__Exercise directions__. What follows is a block of records; restate each one word for word.
==============================
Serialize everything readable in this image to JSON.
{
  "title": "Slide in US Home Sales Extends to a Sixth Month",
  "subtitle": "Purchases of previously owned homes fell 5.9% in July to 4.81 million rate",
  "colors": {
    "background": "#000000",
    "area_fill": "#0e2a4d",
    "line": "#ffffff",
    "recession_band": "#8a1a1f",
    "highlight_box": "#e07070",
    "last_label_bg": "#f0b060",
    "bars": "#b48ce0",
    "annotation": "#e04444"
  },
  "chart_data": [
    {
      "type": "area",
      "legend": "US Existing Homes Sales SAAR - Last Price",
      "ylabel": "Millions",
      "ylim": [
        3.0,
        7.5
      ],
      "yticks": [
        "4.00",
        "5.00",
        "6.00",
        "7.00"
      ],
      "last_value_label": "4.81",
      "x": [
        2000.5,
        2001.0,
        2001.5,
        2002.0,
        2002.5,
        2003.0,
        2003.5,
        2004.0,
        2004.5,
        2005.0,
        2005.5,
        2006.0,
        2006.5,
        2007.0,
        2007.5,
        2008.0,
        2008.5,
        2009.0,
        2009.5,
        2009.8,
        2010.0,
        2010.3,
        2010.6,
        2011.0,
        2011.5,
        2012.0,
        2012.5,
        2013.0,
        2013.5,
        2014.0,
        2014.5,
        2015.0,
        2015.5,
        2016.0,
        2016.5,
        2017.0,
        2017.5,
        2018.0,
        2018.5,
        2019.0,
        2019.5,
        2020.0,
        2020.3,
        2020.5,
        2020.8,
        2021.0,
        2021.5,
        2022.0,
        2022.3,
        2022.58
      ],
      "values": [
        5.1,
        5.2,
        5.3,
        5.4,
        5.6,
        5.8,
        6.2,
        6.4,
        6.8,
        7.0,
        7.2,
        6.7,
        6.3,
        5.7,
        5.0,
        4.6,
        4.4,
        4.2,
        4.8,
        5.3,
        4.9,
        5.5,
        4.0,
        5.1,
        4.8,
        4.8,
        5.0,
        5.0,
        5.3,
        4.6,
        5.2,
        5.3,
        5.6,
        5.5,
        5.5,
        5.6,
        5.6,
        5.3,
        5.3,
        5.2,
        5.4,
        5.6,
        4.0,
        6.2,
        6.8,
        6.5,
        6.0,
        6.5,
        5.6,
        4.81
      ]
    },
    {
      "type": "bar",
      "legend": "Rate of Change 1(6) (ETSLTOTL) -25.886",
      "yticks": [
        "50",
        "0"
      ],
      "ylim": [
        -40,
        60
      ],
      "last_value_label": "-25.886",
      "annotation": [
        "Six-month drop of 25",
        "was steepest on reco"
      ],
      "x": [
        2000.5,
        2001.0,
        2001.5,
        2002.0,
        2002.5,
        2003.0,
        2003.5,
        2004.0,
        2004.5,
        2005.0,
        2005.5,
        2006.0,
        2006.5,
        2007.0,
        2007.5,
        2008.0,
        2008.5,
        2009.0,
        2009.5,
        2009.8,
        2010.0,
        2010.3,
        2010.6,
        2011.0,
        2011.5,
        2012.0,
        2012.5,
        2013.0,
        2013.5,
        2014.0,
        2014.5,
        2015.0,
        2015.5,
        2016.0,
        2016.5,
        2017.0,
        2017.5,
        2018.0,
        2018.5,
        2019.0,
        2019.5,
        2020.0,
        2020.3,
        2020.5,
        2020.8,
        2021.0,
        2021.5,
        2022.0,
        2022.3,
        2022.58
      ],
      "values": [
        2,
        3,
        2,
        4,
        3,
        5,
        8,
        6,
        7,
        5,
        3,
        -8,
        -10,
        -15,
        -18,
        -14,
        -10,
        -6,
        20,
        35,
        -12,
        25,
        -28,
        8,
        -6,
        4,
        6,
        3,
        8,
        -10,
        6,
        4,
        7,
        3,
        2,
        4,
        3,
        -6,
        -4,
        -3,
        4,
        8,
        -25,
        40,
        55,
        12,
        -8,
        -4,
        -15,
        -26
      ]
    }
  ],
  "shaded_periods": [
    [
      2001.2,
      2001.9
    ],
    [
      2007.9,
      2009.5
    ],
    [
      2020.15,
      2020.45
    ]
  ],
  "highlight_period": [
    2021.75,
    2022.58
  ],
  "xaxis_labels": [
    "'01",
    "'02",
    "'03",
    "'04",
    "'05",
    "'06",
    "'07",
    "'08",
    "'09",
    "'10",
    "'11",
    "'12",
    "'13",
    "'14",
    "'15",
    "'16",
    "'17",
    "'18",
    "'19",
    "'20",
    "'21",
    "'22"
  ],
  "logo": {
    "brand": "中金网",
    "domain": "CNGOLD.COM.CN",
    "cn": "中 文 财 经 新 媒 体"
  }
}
==============================
__Result__.
Serialize everything readable in this image to JSON.
{
  "title": "Slide in US Home Sales Extends to a Sixth Month",
  "subtitle": "Purchases of previously owned homes fell 5.9% in July to 4.81 million rate",
  "colors": {
    "background": "#000000",
    "area_fill": "#0e2a4d",
    "line": "#ffffff",
    "recession_band": "#8a1a1f",
    "highlight_box": "#e07070",
    "last_label_bg": "#f0b060",
    "bars": "#b48ce0",
    "annotation": "#e04444"
  },
  "chart_data": [
    {
      "type": "area",
      "legend": "US Existing Homes Sales SAAR - Last Price",
      "ylabel": "Millions",
      "ylim": [
        3.0,
        7.5
      ],
      "yticks": [
        "4.00",
        "5.00",
        "6.00",
        "7.00"
      ],
      "last_value_label": "4.81",
      "x": [
        2000.5,
        2001.0,
        2001.5,
        2002.0,
        2002.5,
        2003.0,
        2003.5,
        2004.0,
        2004.5,
        2005.0,
        2005.5,
        2006.0,
        2006.5,
        2007.0,
        2007.5,
        2008.0,
        2008.5,
        2009.0,
        2009.5,
        2009.8,
        2010.0,
        2010.3,
        2010.6,
        2011.0,
        2011.5,
        2012.0,
        2012.5,
        2013.0,
        2013.5,
        2014.0,
        2014.5,
        2015.0,
        2015.5,
        2016.0,
        2016.5,
        2017.0,
        2017.5,
        2018.0,
        2018.5,
        2019.0,
        2019.5,
        2020.0,
        2020.3,
        2020.5,
        2020.8,
        2021.0,
        2021.5,
        2022.0,
        2022.3,
        2022.58
      ],
      "values": [
        5.1,
        5.2,
        5.3,
        5.4,
        5.6,
        5.8,
        6.2,
        6.4,
        6.8,
        7.0,
        7.2,
        6.7,
        6.3,
        5.7,
        5.0,
        4.6,
        4.4,
        4.2,
        4.8,
        5.3,
        4.9,
        5.5,
        4.0,
        5.1,
        4.8,
        4.8,
        5.0,
        5.0,
        5.3,
        4.6,
        5.2,
        5.3,
        5.6,
        5.5,
        5.5,
        5.6,
        5.6,
        5.3,
        5.3,
        5.2,
        5.4,
        5.6,
        4.0,
        6.2,
        6.8,
        6.5,
        6.0,
        6.5,
        5.6,
        4.81
      ]
    },
    {
      "type": "bar",
      "legend": "Rate of Change 1(6) (ETSLTOTL) -25.886",
      "yticks": [
        "50",
        "0"
      ],
      "ylim": [
        -40,
        60
      ],
      "last_value_label": "-25.886",
      "annotation": [
        "Six-month drop of 25",
        "was steepest on reco"
      ],
      "x": [
        2000.5,
        2001.0,
        2001.5,
        2002.0,
        2002.5,
        2003.0,
        2003.5,
        2004.0,
        2004.5,
        2005.0,
        2005.5,
        2006.0,
        2006.5,
        2007.0,
        2007.5,
        2008.0,
        2008.5,
        2009.0,
        2009.5,
        2009.8,
        2010.0,
        2010.3,
        2010.6,
        2011.0,
        2011.5,
        2012.0,
        2012.5,
        2013.0,
        2013.5,
        2014.0,
        2014.5,
        2015.0,
        2015.5,
        2016.0,
        2016.5,
        2017.0,
        2017.5,
        2018.0,
        2018.5,
        2019.0,
        2019.5,
        2020.0,
        2020.3,
        2020.5,
        2020.8,
        2021.0,
        2021.5,
        2022.0,
        2022.3,
        2022.58
      ],
      "values": [
        2,
        3,
        2,
        4,
        3,
        5,
        8,
        6,
        7,
        5,
        3,
        -8,
        -10,
        -15,
        -18,
        -14,
        -10,
        -6,
        20,
        35,
        -12,
        25,
        -28,
        8,
        -6,
        4,
        6,
        3,
        8,
        -10,
        6,
        4,
        7,
        3,
        2,
        4,
        3,
        -6,
        -4,
        -3,
        4,
        8,
        -25,
        40,
        55,
        12,
        -8,
        -4,
        -15,
        -26
      ]
    }
  ],
  "shaded_periods": [
    [
      2001.2,
      2001.9
    ],
    [
      2007.9,
      2009.5
    ],
    [
      2020.15,
      2020.45
    ]
  ],
  "highlight_period": [
    2021.75,
    2022.58
  ],
  "xaxis_labels": [
    "'01",
    "'02",
    "'03",
    "'04",
    "'05",
    "'06",
    "'07",
    "'08",
    "'09",
    "'10",
    "'11",
    "'12",
    "'13",
    "'14",
    "'15",
    "'16",
    "'17",
    "'18",
    "'19",
    "'20",
    "'21",
    "'22"
  ],
  "logo": {
    "brand": "中金网",
    "domain": "CNGOLD.COM.CN",
    "cn": "中 文 财 经 新 媒 体"
  }
}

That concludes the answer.